Output every line of the data exactly as it appears.

#### [Entries]
····················

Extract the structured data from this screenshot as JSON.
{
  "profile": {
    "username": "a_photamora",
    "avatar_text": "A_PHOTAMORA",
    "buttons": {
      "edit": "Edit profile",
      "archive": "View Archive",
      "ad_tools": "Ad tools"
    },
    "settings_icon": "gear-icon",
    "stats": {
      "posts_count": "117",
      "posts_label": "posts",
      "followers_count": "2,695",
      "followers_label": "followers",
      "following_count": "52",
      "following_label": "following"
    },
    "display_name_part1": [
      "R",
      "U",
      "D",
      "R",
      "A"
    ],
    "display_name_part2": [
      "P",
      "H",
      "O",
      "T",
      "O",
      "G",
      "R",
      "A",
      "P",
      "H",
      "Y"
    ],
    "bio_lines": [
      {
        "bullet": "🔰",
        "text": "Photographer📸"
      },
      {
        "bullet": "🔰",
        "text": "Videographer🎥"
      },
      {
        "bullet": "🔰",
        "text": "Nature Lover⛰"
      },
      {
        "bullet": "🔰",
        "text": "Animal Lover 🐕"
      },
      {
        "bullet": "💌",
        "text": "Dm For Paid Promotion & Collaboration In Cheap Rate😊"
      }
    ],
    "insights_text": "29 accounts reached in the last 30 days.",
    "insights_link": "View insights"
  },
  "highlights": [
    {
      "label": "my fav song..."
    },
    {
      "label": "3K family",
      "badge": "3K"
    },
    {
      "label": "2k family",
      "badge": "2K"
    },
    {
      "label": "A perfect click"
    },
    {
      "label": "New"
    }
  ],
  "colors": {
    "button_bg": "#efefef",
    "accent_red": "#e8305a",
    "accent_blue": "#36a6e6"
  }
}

····················

#### [Problem solution]
Extract the structured data from this screenshot as JSON.
{
  "profile": {
    "username": "a_photamora",
    "avatar_text": "A_PHOTAMORA",
    "buttons": {
      "edit": "Edit profile",
      "archive": "View Archive",
      "ad_tools": "Ad tools"
    },
    "settings_icon": "gear-icon",
    "stats": {
      "posts_count": "117",
      "posts_label": "posts",
      "followers_count": "2,695",
      "followers_label": "followers",
      "following_count": "52",
      "following_label": "following"
    },
    "display_name_part1": [
      "R",
      "U",
      "D",
      "R",
      "A"
    ],
    "display_name_part2": [
      "P",
      "H",
      "O",
      "T",
      "O",
      "G",
      "R",
      "A",
      "P",
      "H",
      "Y"
    ],
    "bio_lines": [
      {
        "bullet": "🔰",
        "text": "Photographer📸"
      },
      {
        "bullet": "🔰",
        "text": "Videographer🎥"
      },
      {
        "bullet": "🔰",
        "text": "Nature Lover⛰"
      },
      {
        "bullet": "🔰",
        "text": "Animal Lover 🐕"
      },
      {
        "bullet": "💌",
        "text": "Dm For Paid Promotion & Collaboration In Cheap Rate😊"
      }
    ],
    "insights_text": "29 accounts reached in the last 30 days.",
    "insights_link": "View insights"
  },
  "highlights": [
    {
      "label": "my fav song..."
    },
    {
      "label": "3K family",
      "badge": "3K"
    },
    {
      "label": "2k family",
      "badge": "2K"
    },
    {
      "label": "A perfect click"
    },
    {
      "label": "New"
    }
  ],
  "colors": {
    "button_bg": "#efefef",
    "accent_red": "#e8305a",
    "accent_blue": "#36a6e6"
  }
}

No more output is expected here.